Instruction: Reproduce every entry exactly as shown.

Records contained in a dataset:
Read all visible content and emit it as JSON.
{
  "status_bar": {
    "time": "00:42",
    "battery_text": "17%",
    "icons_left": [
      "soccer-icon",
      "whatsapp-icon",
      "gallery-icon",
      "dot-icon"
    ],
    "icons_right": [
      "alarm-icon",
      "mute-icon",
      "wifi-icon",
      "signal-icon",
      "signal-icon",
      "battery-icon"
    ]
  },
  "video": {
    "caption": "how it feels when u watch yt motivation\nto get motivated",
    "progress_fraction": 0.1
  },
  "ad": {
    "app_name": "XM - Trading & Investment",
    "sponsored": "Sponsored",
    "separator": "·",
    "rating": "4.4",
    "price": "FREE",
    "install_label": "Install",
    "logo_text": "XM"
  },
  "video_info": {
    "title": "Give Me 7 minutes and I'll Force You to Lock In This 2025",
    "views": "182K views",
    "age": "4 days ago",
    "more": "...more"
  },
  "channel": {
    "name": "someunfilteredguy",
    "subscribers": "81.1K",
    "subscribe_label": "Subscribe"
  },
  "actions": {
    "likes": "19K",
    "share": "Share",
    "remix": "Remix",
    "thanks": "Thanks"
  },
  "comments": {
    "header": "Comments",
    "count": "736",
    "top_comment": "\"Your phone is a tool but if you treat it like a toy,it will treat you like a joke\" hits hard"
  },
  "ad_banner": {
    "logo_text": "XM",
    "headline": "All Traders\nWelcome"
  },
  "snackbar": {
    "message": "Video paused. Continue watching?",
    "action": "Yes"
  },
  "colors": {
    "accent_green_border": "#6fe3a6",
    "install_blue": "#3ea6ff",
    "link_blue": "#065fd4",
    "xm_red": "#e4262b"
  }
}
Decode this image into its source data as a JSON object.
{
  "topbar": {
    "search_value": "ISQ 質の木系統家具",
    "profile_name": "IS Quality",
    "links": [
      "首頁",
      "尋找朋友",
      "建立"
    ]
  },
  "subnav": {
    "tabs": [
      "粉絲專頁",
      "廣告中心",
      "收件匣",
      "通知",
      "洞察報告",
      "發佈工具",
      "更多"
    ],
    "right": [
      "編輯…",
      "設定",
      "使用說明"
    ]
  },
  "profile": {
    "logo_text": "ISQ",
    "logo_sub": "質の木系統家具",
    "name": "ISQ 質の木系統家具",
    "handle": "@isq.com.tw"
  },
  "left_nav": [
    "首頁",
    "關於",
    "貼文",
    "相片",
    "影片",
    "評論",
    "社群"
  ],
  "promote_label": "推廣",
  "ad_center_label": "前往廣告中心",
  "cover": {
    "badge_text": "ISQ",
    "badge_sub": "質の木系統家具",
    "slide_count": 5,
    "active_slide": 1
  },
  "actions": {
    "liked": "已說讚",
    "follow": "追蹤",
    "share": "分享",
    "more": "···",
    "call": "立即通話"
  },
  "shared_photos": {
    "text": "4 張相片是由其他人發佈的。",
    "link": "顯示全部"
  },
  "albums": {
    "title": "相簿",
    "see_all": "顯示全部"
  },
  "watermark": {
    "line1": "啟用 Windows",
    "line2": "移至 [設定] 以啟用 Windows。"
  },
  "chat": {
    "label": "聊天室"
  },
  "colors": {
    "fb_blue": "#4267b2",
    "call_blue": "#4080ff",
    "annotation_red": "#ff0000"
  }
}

Task output:
Read all visible content and emit it as JSON.
{
  "status_bar": {
    "time": "00:42",
    "battery_text": "17%",
    "icons_left": [
      "soccer-icon",
      "whatsapp-icon",
      "gallery-icon",
      "dot-icon"
    ],
    "icons_right": [
      "alarm-icon",
      "mute-icon",
      "wifi-icon",
      "signal-icon",
      "signal-icon",
      "battery-icon"
    ]
  },
  "video": {
    "caption": "how it feels when u watch yt motivation\nto get motivated",
    "progress_fraction": 0.1
  },
  "ad": {
    "app_name": "XM - Trading & Investment",
    "sponsored": "Sponsored",
    "separator": "·",
    "rating": "4.4",
    "price": "FREE",
    "install_label": "Install",
    "logo_text": "XM"
  },
  "video_info": {
    "title": "Give Me 7 minutes and I'll Force You to Lock In This 2025",
    "views": "182K views",
    "age": "4 days ago",
    "more": "...more"
  },
  "channel": {
    "name": "someunfilteredguy",
    "subscribers": "81.1K",
    "subscribe_label": "Subscribe"
  },
  "actions": {
    "likes": "19K",
    "share": "Share",
    "remix": "Remix",
    "thanks": "Thanks"
  },
  "comments": {
    "header": "Comments",
    "count": "736",
    "top_comment": "\"Your phone is a tool but if you treat it like a toy,it will treat you like a joke\" hits hard"
  },
  "ad_banner": {
    "logo_text": "XM",
    "headline": "All Traders\nWelcome"
  },
  "snackbar": {
    "message": "Video paused. Continue watching?",
    "action": "Yes"
  },
  "colors": {
    "accent_green_border": "#6fe3a6",
    "install_blue": "#3ea6ff",
    "link_blue": "#065fd4",
    "xm_red": "#e4262b"
  }
}
Decode this image into its source data as a JSON object.
{
  "topbar": {
    "search_value": "ISQ 質の木系統家具",
    "profile_name": "IS Quality",
    "links": [
      "首頁",
      "尋找朋友",
      "建立"
    ]
  },
  "subnav": {
    "tabs": [
      "粉絲專頁",
      "廣告中心",
      "收件匣",
      "通知",
      "洞察報告",
      "發佈工具",
      "更多"
    ],
    "right": [
      "編輯…",
      "設定",
      "使用說明"
    ]
  },
  "profile": {
    "logo_text": "ISQ",
    "logo_sub": "質の木系統家具",
    "name": "ISQ 質の木系統家具",
    "handle": "@isq.com.tw"
  },
  "left_nav": [
    "首頁",
    "關於",
    "貼文",
    "相片",
    "影片",
    "評論",
    "社群"
  ],
  "promote_label": "推廣",
  "ad_center_label": "前往廣告中心",
  "cover": {
    "badge_text": "ISQ",
    "badge_sub": "質の木系統家具",
    "slide_count": 5,
    "active_slide": 1
  },
  "actions": {
    "liked": "已說讚",
    "follow": "追蹤",
    "share": "分享",
    "more": "···",
    "call": "立即通話"
  },
  "shared_photos": {
    "text": "4 張相片是由其他人發佈的。",
    "link": "顯示全部"
  },
  "albums": {
    "title": "相簿",
    "see_all": "顯示全部"
  },
  "watermark": {
    "line1": "啟用 Windows",
    "line2": "移至 [設定] 以啟用 Windows。"
  },
  "chat": {
    "label": "聊天室"
  },
  "colors": {
    "fb_blue": "#4267b2",
    "call_blue": "#4080ff",
    "annotation_red": "#ff0000"
  }
}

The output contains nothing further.